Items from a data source
= = = =

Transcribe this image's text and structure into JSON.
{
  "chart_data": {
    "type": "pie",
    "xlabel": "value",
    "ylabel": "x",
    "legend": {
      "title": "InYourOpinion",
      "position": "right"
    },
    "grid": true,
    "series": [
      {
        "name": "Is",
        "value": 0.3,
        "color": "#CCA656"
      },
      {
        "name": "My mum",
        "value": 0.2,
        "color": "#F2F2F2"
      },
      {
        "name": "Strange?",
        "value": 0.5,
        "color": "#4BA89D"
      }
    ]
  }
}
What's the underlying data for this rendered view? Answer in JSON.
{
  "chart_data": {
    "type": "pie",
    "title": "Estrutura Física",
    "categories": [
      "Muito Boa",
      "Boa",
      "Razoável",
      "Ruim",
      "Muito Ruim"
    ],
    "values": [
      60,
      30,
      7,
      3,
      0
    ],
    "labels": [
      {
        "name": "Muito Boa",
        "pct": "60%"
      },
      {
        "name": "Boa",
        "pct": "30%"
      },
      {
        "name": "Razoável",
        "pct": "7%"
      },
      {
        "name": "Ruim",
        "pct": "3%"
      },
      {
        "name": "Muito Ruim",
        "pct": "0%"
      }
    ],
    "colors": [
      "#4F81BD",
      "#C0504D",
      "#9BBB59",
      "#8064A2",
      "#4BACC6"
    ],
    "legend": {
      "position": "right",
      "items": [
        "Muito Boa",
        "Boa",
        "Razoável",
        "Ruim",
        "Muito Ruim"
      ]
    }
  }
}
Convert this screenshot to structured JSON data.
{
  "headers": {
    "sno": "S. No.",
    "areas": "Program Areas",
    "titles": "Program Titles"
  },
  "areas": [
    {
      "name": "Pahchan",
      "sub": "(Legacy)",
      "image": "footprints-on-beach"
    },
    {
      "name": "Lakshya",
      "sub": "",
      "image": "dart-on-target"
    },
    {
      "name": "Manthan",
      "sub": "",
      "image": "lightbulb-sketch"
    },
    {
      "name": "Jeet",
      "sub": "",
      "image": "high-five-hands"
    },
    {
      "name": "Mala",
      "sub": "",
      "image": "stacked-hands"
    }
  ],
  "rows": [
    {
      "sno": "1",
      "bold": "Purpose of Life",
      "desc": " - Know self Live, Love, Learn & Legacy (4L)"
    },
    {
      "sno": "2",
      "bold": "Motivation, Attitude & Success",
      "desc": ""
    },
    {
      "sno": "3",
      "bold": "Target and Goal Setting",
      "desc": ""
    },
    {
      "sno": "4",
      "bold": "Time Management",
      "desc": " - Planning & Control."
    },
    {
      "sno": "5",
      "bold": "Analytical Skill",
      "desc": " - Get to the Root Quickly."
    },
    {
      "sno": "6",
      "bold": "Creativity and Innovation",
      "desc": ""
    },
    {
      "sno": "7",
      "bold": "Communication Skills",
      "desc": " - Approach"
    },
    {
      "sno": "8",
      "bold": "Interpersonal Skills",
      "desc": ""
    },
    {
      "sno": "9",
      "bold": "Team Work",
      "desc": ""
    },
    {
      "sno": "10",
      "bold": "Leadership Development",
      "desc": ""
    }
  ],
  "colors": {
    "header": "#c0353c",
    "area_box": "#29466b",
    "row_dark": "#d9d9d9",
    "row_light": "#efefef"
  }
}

= = = =

Check all the records above and select each line where the string "Program" is found.

    "areas": "Program Areas",
    "titles": "Program Titles"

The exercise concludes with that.